§ Task prompt: Write out the entries below once more, exactly.

§ Material provided:
※ ※ ※

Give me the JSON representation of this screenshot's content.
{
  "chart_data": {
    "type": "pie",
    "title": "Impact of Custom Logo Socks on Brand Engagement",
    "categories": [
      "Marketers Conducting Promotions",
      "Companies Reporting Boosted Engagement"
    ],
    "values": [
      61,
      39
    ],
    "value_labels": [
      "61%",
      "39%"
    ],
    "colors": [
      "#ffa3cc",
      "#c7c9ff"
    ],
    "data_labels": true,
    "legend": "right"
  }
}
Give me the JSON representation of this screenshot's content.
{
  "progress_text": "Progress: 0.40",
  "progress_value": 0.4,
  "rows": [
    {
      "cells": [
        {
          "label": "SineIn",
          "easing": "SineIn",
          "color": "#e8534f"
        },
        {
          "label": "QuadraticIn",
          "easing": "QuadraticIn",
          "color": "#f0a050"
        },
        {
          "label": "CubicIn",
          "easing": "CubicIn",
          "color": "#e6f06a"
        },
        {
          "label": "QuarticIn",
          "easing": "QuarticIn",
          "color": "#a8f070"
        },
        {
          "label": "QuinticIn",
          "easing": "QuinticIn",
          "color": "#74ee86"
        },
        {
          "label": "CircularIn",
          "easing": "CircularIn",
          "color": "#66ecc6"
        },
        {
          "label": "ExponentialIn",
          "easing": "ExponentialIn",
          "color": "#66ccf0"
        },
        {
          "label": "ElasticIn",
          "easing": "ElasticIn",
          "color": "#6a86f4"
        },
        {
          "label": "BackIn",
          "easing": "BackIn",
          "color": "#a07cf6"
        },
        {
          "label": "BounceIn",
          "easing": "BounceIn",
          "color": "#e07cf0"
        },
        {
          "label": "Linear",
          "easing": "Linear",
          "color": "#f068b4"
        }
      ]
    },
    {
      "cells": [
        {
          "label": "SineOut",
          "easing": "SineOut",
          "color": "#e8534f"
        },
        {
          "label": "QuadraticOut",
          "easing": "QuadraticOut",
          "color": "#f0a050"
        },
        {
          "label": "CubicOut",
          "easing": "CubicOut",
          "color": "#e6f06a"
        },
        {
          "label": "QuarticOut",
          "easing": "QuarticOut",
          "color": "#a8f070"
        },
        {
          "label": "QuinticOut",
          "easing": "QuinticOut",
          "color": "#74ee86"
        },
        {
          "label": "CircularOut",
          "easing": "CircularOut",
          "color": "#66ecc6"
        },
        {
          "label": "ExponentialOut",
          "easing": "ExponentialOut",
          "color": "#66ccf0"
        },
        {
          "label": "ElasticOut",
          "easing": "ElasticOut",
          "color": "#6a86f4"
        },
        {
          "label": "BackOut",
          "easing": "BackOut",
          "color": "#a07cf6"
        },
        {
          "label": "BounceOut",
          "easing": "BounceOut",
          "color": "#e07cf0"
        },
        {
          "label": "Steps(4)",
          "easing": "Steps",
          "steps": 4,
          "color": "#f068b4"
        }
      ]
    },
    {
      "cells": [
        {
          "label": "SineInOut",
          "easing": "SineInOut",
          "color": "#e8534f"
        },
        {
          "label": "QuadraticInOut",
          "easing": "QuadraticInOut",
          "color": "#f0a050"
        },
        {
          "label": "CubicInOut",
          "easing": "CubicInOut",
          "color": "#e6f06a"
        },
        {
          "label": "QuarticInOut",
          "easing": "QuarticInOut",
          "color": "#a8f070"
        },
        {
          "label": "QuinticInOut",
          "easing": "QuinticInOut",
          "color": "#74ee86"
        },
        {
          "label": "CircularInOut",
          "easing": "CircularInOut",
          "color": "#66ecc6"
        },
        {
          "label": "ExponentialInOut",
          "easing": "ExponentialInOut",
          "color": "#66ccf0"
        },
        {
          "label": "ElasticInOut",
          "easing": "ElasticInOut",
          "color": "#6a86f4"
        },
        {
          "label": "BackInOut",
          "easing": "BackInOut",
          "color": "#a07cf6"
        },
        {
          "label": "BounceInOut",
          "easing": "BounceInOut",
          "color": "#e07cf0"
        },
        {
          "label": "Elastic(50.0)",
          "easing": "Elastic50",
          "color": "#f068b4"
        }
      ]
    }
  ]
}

※ ※ ※

§ Finished answer:
Give me the JSON representation of this screenshot's content.
{
  "chart_data": {
    "type": "pie",
    "title": "Impact of Custom Logo Socks on Brand Engagement",
    "categories": [
      "Marketers Conducting Promotions",
      "Companies Reporting Boosted Engagement"
    ],
    "values": [
      61,
      39
    ],
    "value_labels": [
      "61%",
      "39%"
    ],
    "colors": [
      "#ffa3cc",
      "#c7c9ff"
    ],
    "data_labels": true,
    "legend": "right"
  }
}
Give me the JSON representation of this screenshot's content.
{
  "progress_text": "Progress: 0.40",
  "progress_value": 0.4,
  "rows": [
    {
      "cells": [
        {
          "label": "SineIn",
          "easing": "SineIn",
          "color": "#e8534f"
        },
        {
          "label": "QuadraticIn",
          "easing": "QuadraticIn",
          "color": "#f0a050"
        },
        {
          "label": "CubicIn",
          "easing": "CubicIn",
          "color": "#e6f06a"
        },
        {
          "label": "QuarticIn",
          "easing": "QuarticIn",
          "color": "#a8f070"
        },
        {
          "label": "QuinticIn",
          "easing": "QuinticIn",
          "color": "#74ee86"
        },
        {
          "label": "CircularIn",
          "easing": "CircularIn",
          "color": "#66ecc6"
        },
        {
          "label": "ExponentialIn",
          "easing": "ExponentialIn",
          "color": "#66ccf0"
        },
        {
          "label": "ElasticIn",
          "easing": "ElasticIn",
          "color": "#6a86f4"
        },
        {
          "label": "BackIn",
          "easing": "BackIn",
          "color": "#a07cf6"
        },
        {
          "label": "BounceIn",
          "easing": "BounceIn",
          "color": "#e07cf0"
        },
        {
          "label": "Linear",
          "easing": "Linear",
          "color": "#f068b4"
        }
      ]
    },
    {
      "cells": [
        {
          "label": "SineOut",
          "easing": "SineOut",
          "color": "#e8534f"
        },
        {
          "label": "QuadraticOut",
          "easing": "QuadraticOut",
          "color": "#f0a050"
        },
        {
          "label": "CubicOut",
          "easing": "CubicOut",
          "color": "#e6f06a"
        },
        {
          "label": "QuarticOut",
          "easing": "QuarticOut",
          "color": "#a8f070"
        },
        {
          "label": "QuinticOut",
          "easing": "QuinticOut",
          "color": "#74ee86"
        },
        {
          "label": "CircularOut",
          "easing": "CircularOut",
          "color": "#66ecc6"
        },
        {
          "label": "ExponentialOut",
          "easing": "ExponentialOut",
          "color": "#66ccf0"
        },
        {
          "label": "ElasticOut",
          "easing": "ElasticOut",
          "color": "#6a86f4"
        },
        {
          "label": "BackOut",
          "easing": "BackOut",
          "color": "#a07cf6"
        },
        {
          "label": "BounceOut",
          "easing": "BounceOut",
          "color": "#e07cf0"
        },
        {
          "label": "Steps(4)",
          "easing": "Steps",
          "steps": 4,
          "color": "#f068b4"
        }
      ]
    },
    {
      "cells": [
        {
          "label": "SineInOut",
          "easing": "SineInOut",
          "color": "#e8534f"
        },
        {
          "label": "QuadraticInOut",
          "easing": "QuadraticInOut",
          "color": "#f0a050"
        },
        {
          "label": "CubicInOut",
          "easing": "CubicInOut",
          "color": "#e6f06a"
        },
        {
          "label": "QuarticInOut",
          "easing": "QuarticInOut",
          "color": "#a8f070"
        },
        {
          "label": "QuinticInOut",
          "easing": "QuinticInOut",
          "color": "#74ee86"
        },
        {
          "label": "CircularInOut",
          "easing": "CircularInOut",
          "color": "#66ecc6"
        },
        {
          "label": "ExponentialInOut",
          "easing": "ExponentialInOut",
          "color": "#66ccf0"
        },
        {
          "label": "ElasticInOut",
          "easing": "ElasticInOut",
          "color": "#6a86f4"
        },
        {
          "label": "BackInOut",
          "easing": "BackInOut",
          "color": "#a07cf6"
        },
        {
          "label": "BounceInOut",
          "easing": "BounceInOut",
          "color": "#e07cf0"
        },
        {
          "label": "Elastic(50.0)",
          "easing": "Elastic50",
          "color": "#f068b4"
        }
      ]
    }
  ]
}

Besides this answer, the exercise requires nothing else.